_TASK PROMPT_
Pictures stay out of the copy; set down each line of the listing below exactly.

_DATA IN THIS EXERCISE_

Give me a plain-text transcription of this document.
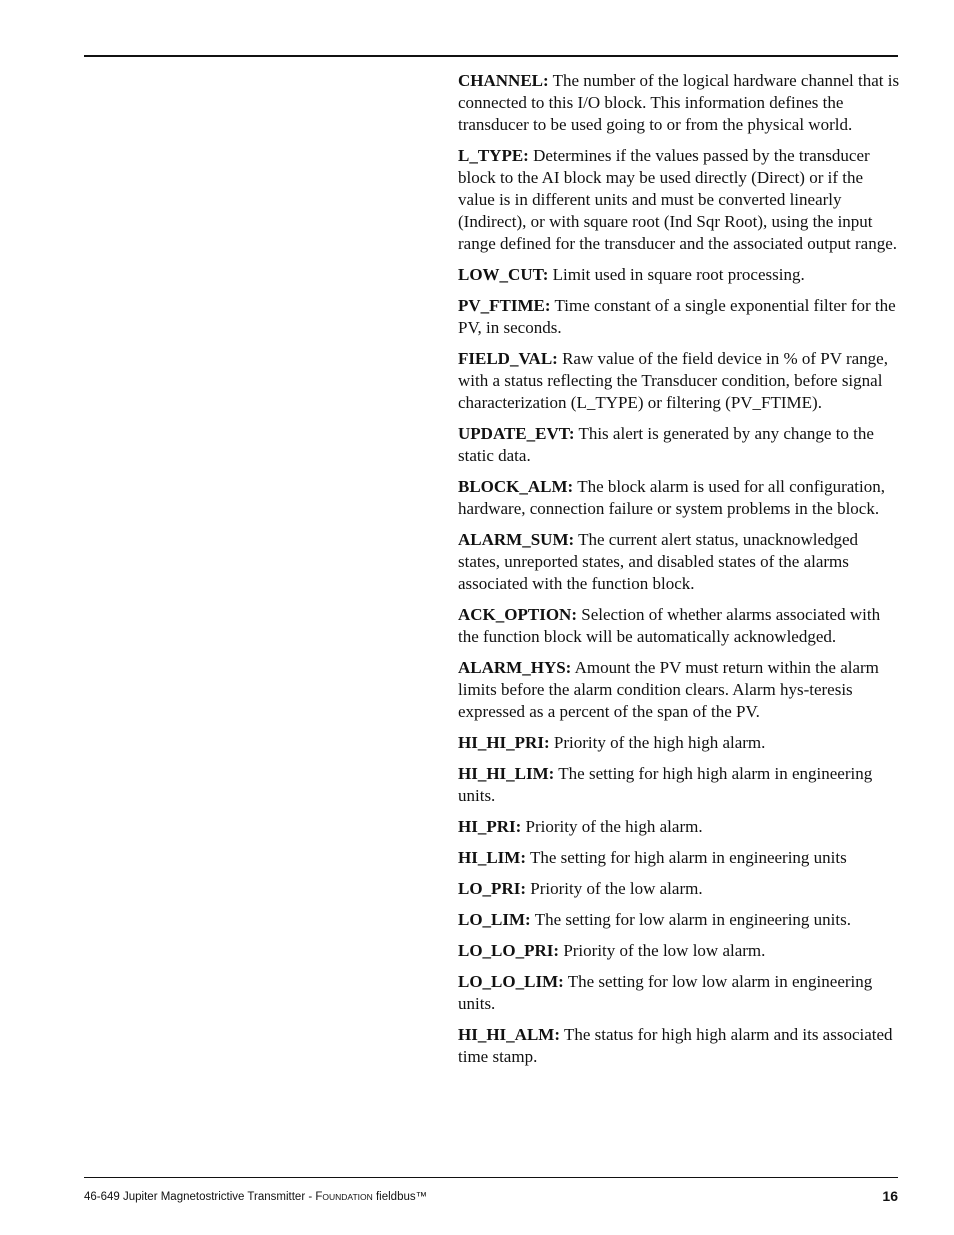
CHANNEL: The number of the logical hardware channel that is connected to this I/O block. This information defines the transducer to be used going to or from the physical world.

L_TYPE: Determines if the values passed by the transducer block to the AI block may be used directly (Direct) or if the value is in different units and must be converted linearly (Indirect), or with square root (Ind Sqr Root), using the input range defined for the transducer and the associated output range.

LOW_CUT: Limit used in square root processing.

PV_FTIME: Time constant of a single exponential filter for the PV, in seconds.

FIELD_VAL: Raw value of the field device in % of PV range, with a status reflecting the Transducer condition, before signal characterization (L_TYPE) or filtering (PV_FTIME).

UPDATE_EVT: This alert is generated by any change to the static data.

BLOCK_ALM: The block alarm is used for all configuration, hardware, connection failure or system problems in the block.

ALARM_SUM: The current alert status, unacknowledged states, unreported states, and disabled states of the alarms associated with the function block.

ACK_OPTION: Selection of whether alarms associated with the function block will be automatically acknowledged.

ALARM_HYS: Amount the PV must return within the alarm limits before the alarm condition clears. Alarm hys-teresis expressed as a percent of the span of the PV.

HI_HI_PRI: Priority of the high high alarm.

HI_HI_LIM: The setting for high high alarm in engineering units.

HI_PRI: Priority of the high alarm.

HI_LIM: The setting for high alarm in engineering units

LO_PRI: Priority of the low alarm.

LO_LIM: The setting for low alarm in engineering units.

LO_LO_PRI: Priority of the low low alarm.

LO_LO_LIM: The setting for low low alarm in engineering units.

HI_HI_ALM: The status for high high alarm and its associated time stamp.

46-649 Jupiter Magnetostrictive Transmitter - FOUNDATION fieldbus™	16
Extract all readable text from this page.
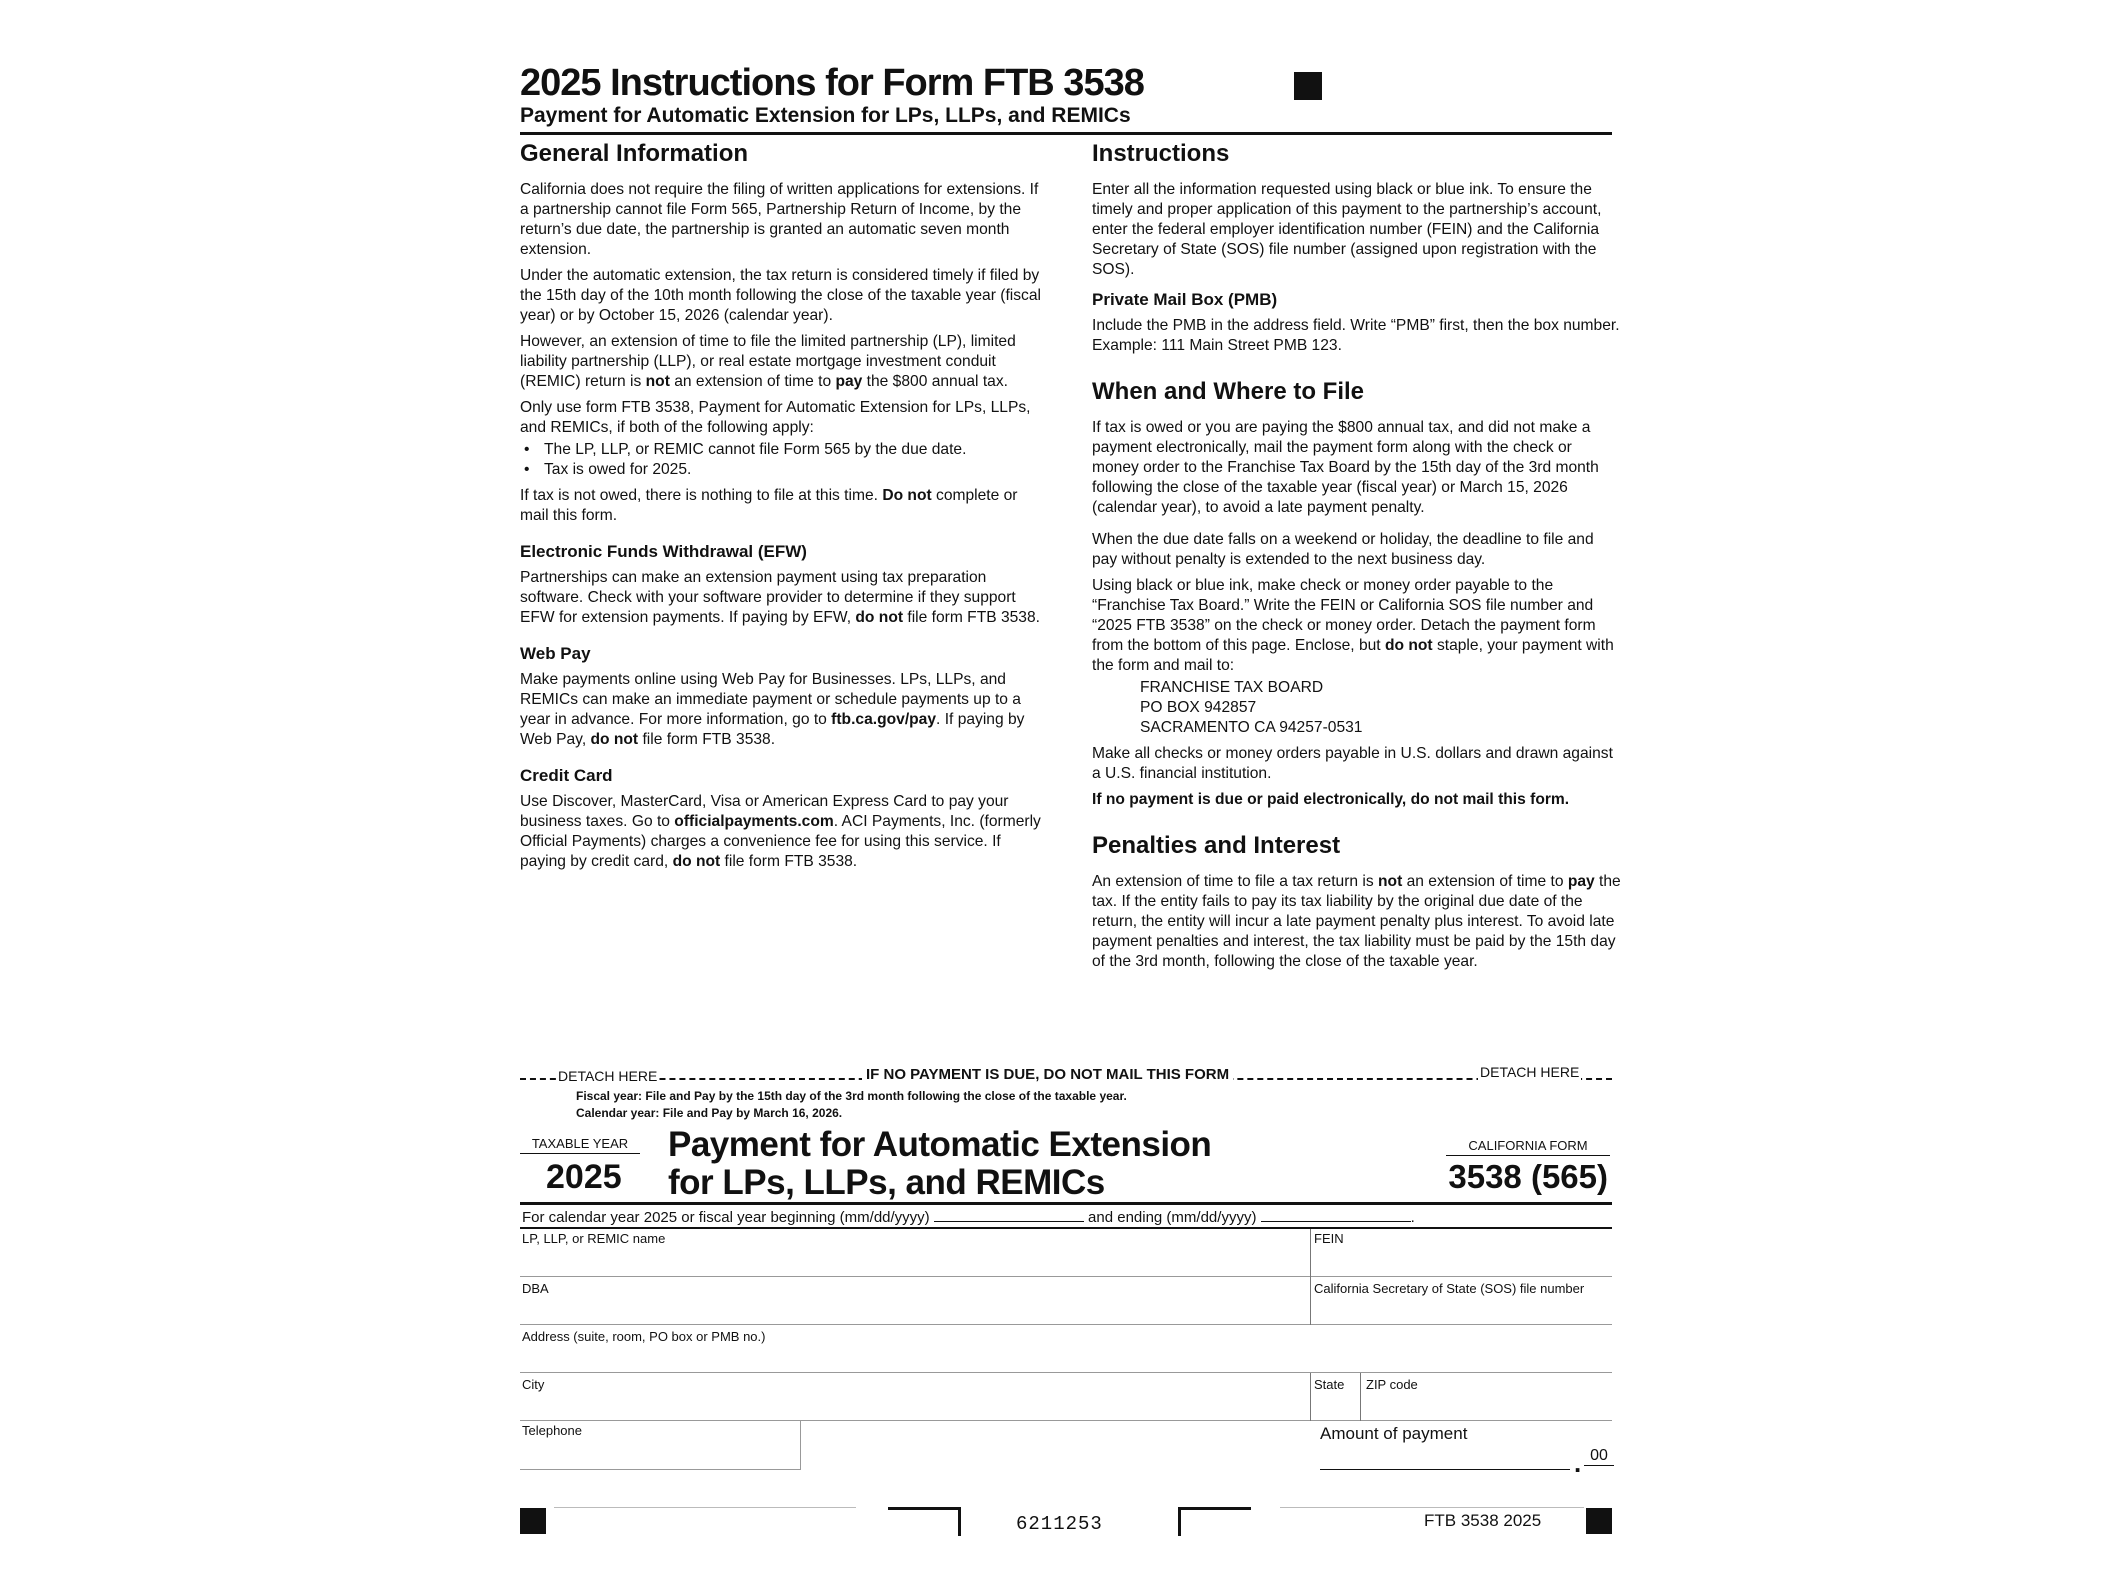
2025 Instructions for Form FTB 3538
Payment for Automatic Extension for LPs, LLPs, and REMICs
General Information

California does not require the filing of written applications for extensions. If a partnership cannot file Form 565, Partnership Return of Income, by the return’s due date, the partnership is granted an automatic seven month extension.

Under the automatic extension, the tax return is considered timely if filed by the 15th day of the 10th month following the close of the taxable year (fiscal year) or by October 15, 2026 (calendar year).

However, an extension of time to file the limited partnership (LP), limited liability partnership (LLP), or real estate mortgage investment conduit (REMIC) return is not an extension of time to pay the $800 annual tax.

Only use form FTB 3538, Payment for Automatic Extension for LPs, LLPs, and REMICs, if both of the following apply:

• The LP, LLP, or REMIC cannot file Form 565 by the due date.
• Tax is owed for 2025.

If tax is not owed, there is nothing to file at this time. Do not complete or mail this form.

Electronic Funds Withdrawal (EFW)

Partnerships can make an extension payment using tax preparation software. Check with your software provider to determine if they support EFW for extension payments. If paying by EFW, do not file form FTB 3538.

Web Pay

Make payments online using Web Pay for Businesses. LPs, LLPs, and REMICs can make an immediate payment or schedule payments up to a year in advance. For more information, go to ftb.ca.gov/pay. If paying by Web Pay, do not file form FTB 3538.

Credit Card

Use Discover, MasterCard, Visa or American Express Card to pay your business taxes. Go to officialpayments.com. ACI Payments, Inc. (formerly Official Payments) charges a convenience fee for using this service. If paying by credit card, do not file form FTB 3538.

Instructions

Enter all the information requested using black or blue ink. To ensure the timely and proper application of this payment to the partnership’s account, enter the federal employer identification number (FEIN) and the California Secretary of State (SOS) file number (assigned upon registration with the SOS).

Private Mail Box (PMB)

Include the PMB in the address field. Write “PMB” first, then the box number. Example: 111 Main Street PMB 123.

When and Where to File

If tax is owed or you are paying the $800 annual tax, and did not make a payment electronically, mail the payment form along with the check or money order to the Franchise Tax Board by the 15th day of the 3rd month following the close of the taxable year (fiscal year) or March 15, 2026 (calendar year), to avoid a late payment penalty.

When the due date falls on a weekend or holiday, the deadline to file and pay without penalty is extended to the next business day.

Using black or blue ink, make check or money order payable to the “Franchise Tax Board.” Write the FEIN or California SOS file number and “2025 FTB 3538” on the check or money order. Detach the payment form from the bottom of this page. Enclose, but do not staple, your payment with the form and mail to:

FRANCHISE TAX BOARD
PO BOX 942857
SACRAMENTO CA 94257-0531

Make all checks or money orders payable in U.S. dollars and drawn against a U.S. financial institution.

If no payment is due or paid electronically, do not mail this form.

Penalties and Interest

An extension of time to file a tax return is not an extension of time to pay the tax. If the entity fails to pay its tax liability by the original due date of the return, the entity will incur a late payment penalty plus interest. To avoid late payment penalties and interest, the tax liability must be paid by the 15th day of the 3rd month, following the close of the taxable year.

DETACH HERE	IF NO PAYMENT IS DUE, DO NOT MAIL THIS FORM	DETACH HERE
Fiscal year: File and Pay by the 15th day of the 3rd month following the close of the taxable year.
Calendar year: File and Pay by March 16, 2026.
TAXABLE YEAR
2025
Payment for Automatic Extension
for LPs, LLPs, and REMICs
CALIFORNIA FORM
3538 (565)
For calendar year 2025 or fiscal year beginning (mm/dd/yyyy)	and ending (mm/dd/yyyy)	.
LP, LLP, or REMIC name	FEIN
DBA	California Secretary of State (SOS) file number
Address (suite, room, PO box or PMB no.)
City	State ZIP code
Telephone	Amount of payment
. 00
6211253	FTB 3538 2025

_EXERCISE ANSWER_
Give me a plain-text transcription of this document.
CHANNEL: The number of the logical hardware channel that is connected to this I/O block. This information defines the transducer to be used going to or from the physical world.

L_TYPE: Determines if the values passed by the transducer block to the AI block may be used directly (Direct) or if the value is in different units and must be converted linearly (Indirect), or with square root (Ind Sqr Root), using the input range defined for the transducer and the associated output range.

LOW_CUT: Limit used in square root processing.

PV_FTIME: Time constant of a single exponential filter for the PV, in seconds.

FIELD_VAL: Raw value of the field device in % of PV range, with a status reflecting the Transducer condition, before signal characterization (L_TYPE) or filtering (PV_FTIME).

UPDATE_EVT: This alert is generated by any change to the static data.

BLOCK_ALM: The block alarm is used for all configuration, hardware, connection failure or system problems in the block.

ALARM_SUM: The current alert status, unacknowledged states, unreported states, and disabled states of the alarms associated with the function block.

ACK_OPTION: Selection of whether alarms associated with the function block will be automatically acknowledged.

ALARM_HYS: Amount the PV must return within the alarm limits before the alarm condition clears. Alarm hys-teresis expressed as a percent of the span of the PV.

HI_HI_PRI: Priority of the high high alarm.

HI_HI_LIM: The setting for high high alarm in engineering units.

HI_PRI: Priority of the high alarm.

HI_LIM: The setting for high alarm in engineering units

LO_PRI: Priority of the low alarm.

LO_LIM: The setting for low alarm in engineering units.

LO_LO_PRI: Priority of the low low alarm.

LO_LO_LIM: The setting for low low alarm in engineering units.

HI_HI_ALM: The status for high high alarm and its associated time stamp.

46-649 Jupiter Magnetostrictive Transmitter - FOUNDATION fieldbus™	16
Extract all readable text from this page.
2025 Instructions for Form FTB 3538
Payment for Automatic Extension for LPs, LLPs, and REMICs
General Information

California does not require the filing of written applications for extensions. If a partnership cannot file Form 565, Partnership Return of Income, by the return’s due date, the partnership is granted an automatic seven month extension.

Under the automatic extension, the tax return is considered timely if filed by the 15th day of the 10th month following the close of the taxable year (fiscal year) or by October 15, 2026 (calendar year).

However, an extension of time to file the limited partnership (LP), limited liability partnership (LLP), or real estate mortgage investment conduit (REMIC) return is not an extension of time to pay the $800 annual tax.

Only use form FTB 3538, Payment for Automatic Extension for LPs, LLPs, and REMICs, if both of the following apply:

• The LP, LLP, or REMIC cannot file Form 565 by the due date.
• Tax is owed for 2025.

If tax is not owed, there is nothing to file at this time. Do not complete or mail this form.

Electronic Funds Withdrawal (EFW)

Partnerships can make an extension payment using tax preparation software. Check with your software provider to determine if they support EFW for extension payments. If paying by EFW, do not file form FTB 3538.

Web Pay

Make payments online using Web Pay for Businesses. LPs, LLPs, and REMICs can make an immediate payment or schedule payments up to a year in advance. For more information, go to ftb.ca.gov/pay. If paying by Web Pay, do not file form FTB 3538.

Credit Card

Use Discover, MasterCard, Visa or American Express Card to pay your business taxes. Go to officialpayments.com. ACI Payments, Inc. (formerly Official Payments) charges a convenience fee for using this service. If paying by credit card, do not file form FTB 3538.

Instructions

Enter all the information requested using black or blue ink. To ensure the timely and proper application of this payment to the partnership’s account, enter the federal employer identification number (FEIN) and the California Secretary of State (SOS) file number (assigned upon registration with the SOS).

Private Mail Box (PMB)

Include the PMB in the address field. Write “PMB” first, then the box number. Example: 111 Main Street PMB 123.

When and Where to File

If tax is owed or you are paying the $800 annual tax, and did not make a payment electronically, mail the payment form along with the check or money order to the Franchise Tax Board by the 15th day of the 3rd month following the close of the taxable year (fiscal year) or March 15, 2026 (calendar year), to avoid a late payment penalty.

When the due date falls on a weekend or holiday, the deadline to file and pay without penalty is extended to the next business day.

Using black or blue ink, make check or money order payable to the “Franchise Tax Board.” Write the FEIN or California SOS file number and “2025 FTB 3538” on the check or money order. Detach the payment form from the bottom of this page. Enclose, but do not staple, your payment with the form and mail to:

FRANCHISE TAX BOARD
PO BOX 942857
SACRAMENTO CA 94257-0531

Make all checks or money orders payable in U.S. dollars and drawn against a U.S. financial institution.

If no payment is due or paid electronically, do not mail this form.

Penalties and Interest

An extension of time to file a tax return is not an extension of time to pay the tax. If the entity fails to pay its tax liability by the original due date of the return, the entity will incur a late payment penalty plus interest. To avoid late payment penalties and interest, the tax liability must be paid by the 15th day of the 3rd month, following the close of the taxable year.

DETACH HERE	IF NO PAYMENT IS DUE, DO NOT MAIL THIS FORM	DETACH HERE
Fiscal year: File and Pay by the 15th day of the 3rd month following the close of the taxable year.
Calendar year: File and Pay by March 16, 2026.
TAXABLE YEAR
2025
Payment for Automatic Extension
for LPs, LLPs, and REMICs
CALIFORNIA FORM
3538 (565)
For calendar year 2025 or fiscal year beginning (mm/dd/yyyy)	and ending (mm/dd/yyyy)	.
LP, LLP, or REMIC name	FEIN
DBA	California Secretary of State (SOS) file number
Address (suite, room, PO box or PMB no.)
City	State ZIP code
Telephone	Amount of payment
. 00
6211253	FTB 3538 2025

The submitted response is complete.